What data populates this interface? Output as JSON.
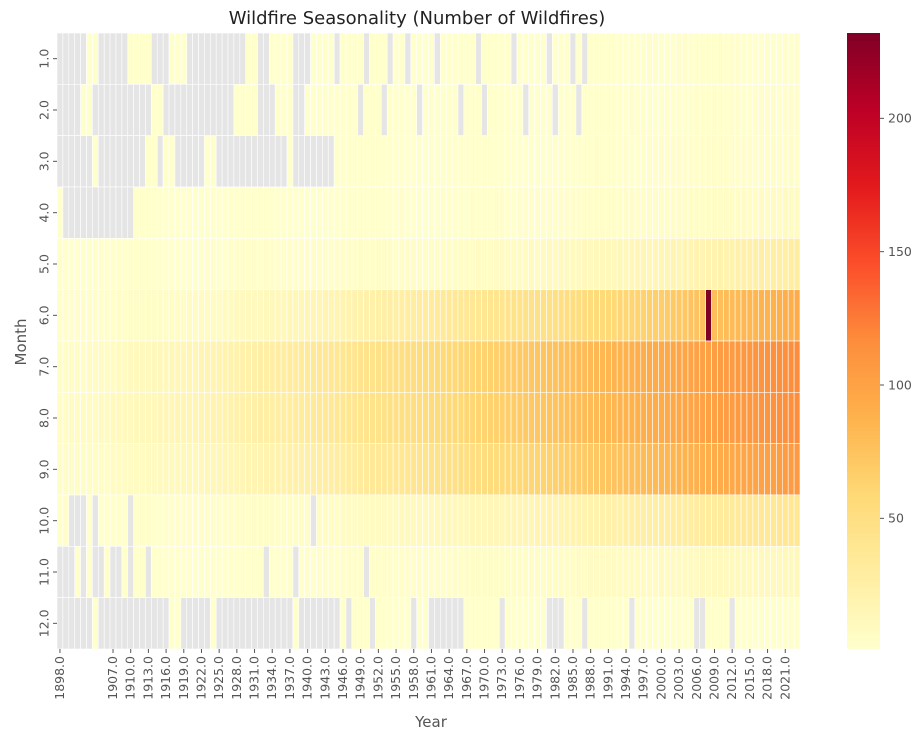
{
  "chart_data": {
    "type": "heatmap",
    "title": "Wildfire Seasonality (Number of Wildfires)",
    "xlabel": "Year",
    "ylabel": "Month",
    "year_start": 1898,
    "year_end": 2023,
    "x_tick_labels": [
      "1898.0",
      "1907.0",
      "1910.0",
      "1913.0",
      "1916.0",
      "1919.0",
      "1922.0",
      "1925.0",
      "1928.0",
      "1931.0",
      "1934.0",
      "1937.0",
      "1940.0",
      "1943.0",
      "1946.0",
      "1949.0",
      "1952.0",
      "1955.0",
      "1958.0",
      "1961.0",
      "1964.0",
      "1967.0",
      "1970.0",
      "1973.0",
      "1976.0",
      "1979.0",
      "1982.0",
      "1985.0",
      "1988.0",
      "1991.0",
      "1994.0",
      "1997.0",
      "2000.0",
      "2003.0",
      "2006.0",
      "2009.0",
      "2012.0",
      "2015.0",
      "2018.0",
      "2021.0"
    ],
    "months": [
      "1.0",
      "2.0",
      "3.0",
      "4.0",
      "5.0",
      "6.0",
      "7.0",
      "8.0",
      "9.0",
      "10.0",
      "11.0",
      "12.0"
    ],
    "colorbar_ticks": [
      50,
      100,
      150,
      200
    ],
    "value_range": [
      1,
      232
    ],
    "colormap": "YlOrRd",
    "missing_color": "#e5e5e5",
    "rows_note": "",
    "rows": [
      "n n n n n 1 1 n n n n n 1 1 1 1 n n n 1 1 1 n n n n n n n n n n 1 1 n n 1 1 1 1 n n n 1 1 1 1 n 1 1 1 1 n 1 1 1 n 1 1 n 1 1 1 1 n 1 1 1 1 1 1 n 1 1 1 1 1 n 1 1 1 1 1 n 1 1 1 n 1 n 1 1 1 1 1 1 1 1 1 1 2 2 1 1 1 2 2 1 1 1 1 1 2 1 2 2 1 1 1 1 2 1 1 2 1 2 1 n",
      "n n n n 1 1 n n n n n n n n n n 1 1 n n n n n n n n n n n n 1 1 1 1 n n n 1 1 1 n n 1 1 1 1 1 1 1 1 1 n 1 1 1 n 1 1 1 1 1 n 1 1 1 1 1 1 n 1 1 1 n 1 1 1 1 1 1 n 1 1 1 1 n 1 1 1 n 1 1 1 1 1 1 1 1 2 1 1 1 1 1 2 1 1 1 1 2 1 1 2 1 1 2 2 1 1 2 3 2 2 1 2 2 2 2 3 2",
      "n n n n n n 1 n n n n n n n n 1 1 n 1 1 n n n n n 1 1 n n n n n n n n n n n n 1 n n n n n n n 1 1 1 1 1 1 1 1 1 1 1 1 1 1 1 1 1 1 1 1 1 1 1 1 1 1 1 1 1 1 1 1 1 1 1 1 1 2 1 1 1 1 1 1 2 1 1 1 1 2 1 1 1 2 2 2 3 2 3 2 2 2 2 2 3 2 3 2 2 3 2 2 2 3 3 3 3 4 3 3 4 5",
      "1 n n n n n n n n n n n n 1 1 1 1 1 1 1 1 1 1 1 1 1 1 1 1 1 1 1 1 1 1 1 1 1 1 1 1 1 1 1 1 1 1 1 1 1 1 1 1 1 1 1 1 1 2 1 1 1 1 1 1 2 1 1 1 1 2 1 1 1 2 2 1 1 2 2 2 2 2 2 3 2 2 2 3 3 2 3 3 3 3 3 4 4 3 3 4 4 4 5 5 4 5 6 5 5 5 6 5 6 6 6 7 6 6 7 6 8 7 9 8 8",
      "1 1 1 1 1 1 1 1 1 1 1 1 1 1 1 1 1 1 1 1 1 1 1 1 1 2 2 1 1 2 2 2 2 2 1 2 2 2 2 2 2 3 2 2 3 3 3 2 3 3 3 4 3 3 4 4 4 3 4 5 4 4 5 5 4 6 5 5 6 6 5 7 6 6 7 7 7 8 7 8 9 8 9 10 9 10 10 11 10 12 11 12 13 12 13 14 13 14 15 16 15 16 17 16 18 17 19 18 20 19 21 20 22 21 22 23 24 23 25 26 24 27 28 27 29 30",
      "2 2 2 2 2 3 2 3 3 3 4 3 4 4 4 5 4 5 5 6 6 6 7 7 7 8 8 8 9 9 10 10 10 11 11 12 12 13 13 14 14 15 16 16 17 18 18 19 20 21 22 22 23 24 25 26 26 27 28 29 30 31 31 32 33 34 35 36 37 38 38 39 40 41 42 42 43 44 45 46 46 47 48 48 49 50 51 52 53 54 55 56 57 58 59 60 61 62 63 64 65 66 67 69 70 71 72 74 75 76 232 78 79 80 81 82 83 84 85 86 87 88 89 90 91 92",
      "5 5 6 6 6 7 7 7 8 8 9 9 10 10 11 11 12 13 13 14 15 15 16 17 18 18 19 20 21 22 22 23 24 25 26 27 28 29 30 31 32 33 34 35 36 37 38 39 40 41 42 43 44 45 46 47 48 49 50 51 52 53 54 55 56 57 58 59 60 61 62 63 64 65 66 67 68 69 70 71 72 73 74 75 76 77 78 79 80 81 82 83 84 85 86 87 88 89 90 91 92 93 94 95 96 97 98 99 100 101 102 103 104 105 106 107 108 109 110 111 112 113 114 115 116 117",
      "6 6 7 7 8 8 8 9 9 10 10 11 11 12 12 13 13 14 15 15 16 16 17 18 18 19 20 20 21 22 23 23 24 25 26 27 27 28 29 30 31 32 33 34 35 36 37 38 39 40 41 42 43 44 45 46 47 48 49 50 51 52 53 54 55 56 57 58 59 60 61 62 63 64 65 66 67 68 69 70 71 72 73 74 75 76 77 78 79 80 81 82 83 84 85 86 87 88 89 90 91 92 93 94 95 96 97 98 99 100 101 102 103 104 105 106 107 108 109 110 111 112 113 114 115 116",
      "4 4 4 5 5 5 6 6 6 7 7 7 8 8 8 9 9 10 10 11 11 12 12 13 13 14 14 15 16 16 17 17 18 19 19 20 21 21 22 23 24 24 25 26 27 28 28 29 30 31 32 33 34 35 35 36 37 38 39 40 41 42 43 44 45 46 47 48 49 50 51 52 53 54 55 56 57 58 59 60 61 62 63 64 65 66 67 68 69 70 71 72 73 74 75 76 77 78 79 80 81 82 83 84 85 86 87 88 89 90 91 92 93 94 95 96 97 98 99 100 101 102 103 104 105 106",
      "1 2 n n n 1 n 1 1 1 1 1 n 1 2 2 1 1 2 2 2 2 2 2 2 3 2 3 3 3 3 3 3 4 4 4 4 5 4 5 5 5 5 n 6 6 6 6 7 7 7 7 8 8 8 9 9 9 10 10 10 11 11 11 12 12 12 13 13 13 14 14 14 15 15 15 16 16 17 17 17 18 18 19 19 19 20 20 21 21 22 22 23 23 24 24 25 25 26 26 27 27 28 28 29 29 30 30 31 31 32 32 33 33 34 34 35 35 36 36 37 37 38 38 39 39",
      "n n n 1 n 1 n n 1 n n 1 n 1 1 n 1 1 1 1 1 1 1 1 1 1 1 1 1 1 1 1 1 1 1 n 1 1 1 1 n 1 2 1 2 2 2 1 2 2 2 2 n 2 2 3 2 3 3 3 2 3 3 3 3 3 3 4 3 4 4 4 4 4 5 4 5 5 5 5 5 6 5 6 6 6 6 6 7 6 7 7 7 7 7 8 7 8 8 8 8 8 9 8 9 9 9 9 9 10 9 10 10 10 10 10 11 10 11 11 11 11 11 12 11 12",
      "n n n n n n 1 n n n n n n n n n n n n 1 1 n n n n n 1 n n n n n n n n n n n n n 1 n n n n n n n 1 n 1 1 1 n 1 1 1 1 1 1 n 1 1 n n n n n n 1 1 1 1 1 1 n 1 1 1 1 1 1 1 n n n 1 1 1 n 1 1 1 1 1 1 1 n 1 1 1 1 1 1 1 1 1 1 n n 1 1 1 1 n 1 1 1 1 1 1 1 1 1 1 1 1 1 1 n"
    ]
  }
}
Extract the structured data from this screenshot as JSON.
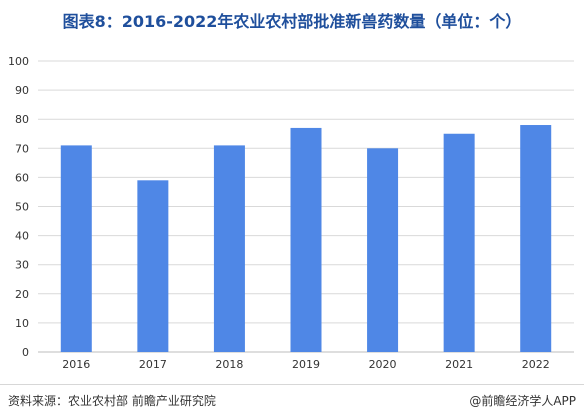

+-------+

Task instructions:
Every line containing the string "JSON" must be listed.

Full solution:
What data populates this interface? Output as JSON.
Extract the structured data from this screenshot as JSON.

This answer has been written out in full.